Data:
* * *
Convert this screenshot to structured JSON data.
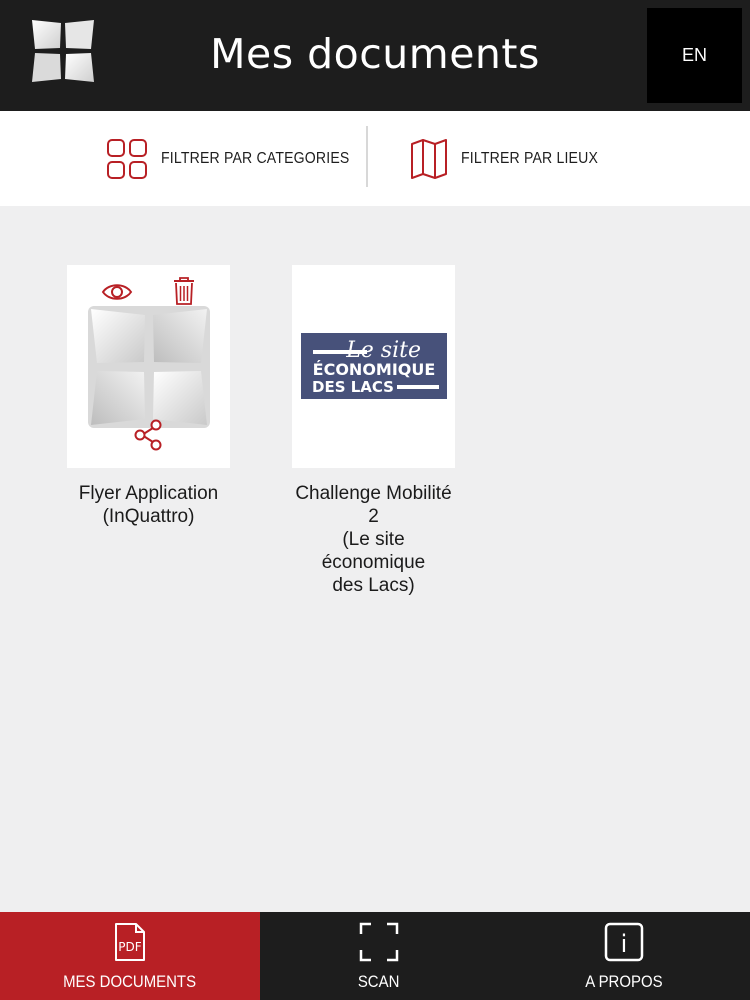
{
  "header": {
    "title": "Mes documents",
    "lang_label": "EN",
    "logo_icon": "four-squares-logo-icon"
  },
  "filters": {
    "categories_label": "FILTRER PAR CATEGORIES",
    "categories_icon": "grid-icon",
    "places_label": "FILTRER PAR LIEUX",
    "places_icon": "map-icon",
    "accent": "#b82025"
  },
  "documents": [
    {
      "title_lines": [
        "Flyer Application",
        "(InQuattro)"
      ],
      "actions": [
        "eye-icon",
        "trash-icon",
        "share-icon"
      ]
    },
    {
      "title_lines": [
        "Challenge Mobilité 2",
        "(Le site économique",
        "des Lacs)"
      ],
      "logo": {
        "line1": "Le site",
        "line2": "ÉCONOMIQUE",
        "line3": "DES LACS",
        "color": "#47517a"
      }
    }
  ],
  "tabbar": {
    "tabs": [
      {
        "label": "MES DOCUMENTS",
        "icon": "pdf-icon",
        "icon_text": "PDF",
        "active": true
      },
      {
        "label": "SCAN",
        "icon": "scan-icon",
        "active": false
      },
      {
        "label": "A PROPOS",
        "icon": "info-icon",
        "icon_text": "i",
        "active": false
      }
    ],
    "active_color": "#b82025"
  }
}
* * *
Task to complete: Gather each line that holds "FILTRER".

Finished answer:
    "categories_label": "FILTRER PAR CATEGORIES",
    "places_label": "FILTRER PAR LIEUX",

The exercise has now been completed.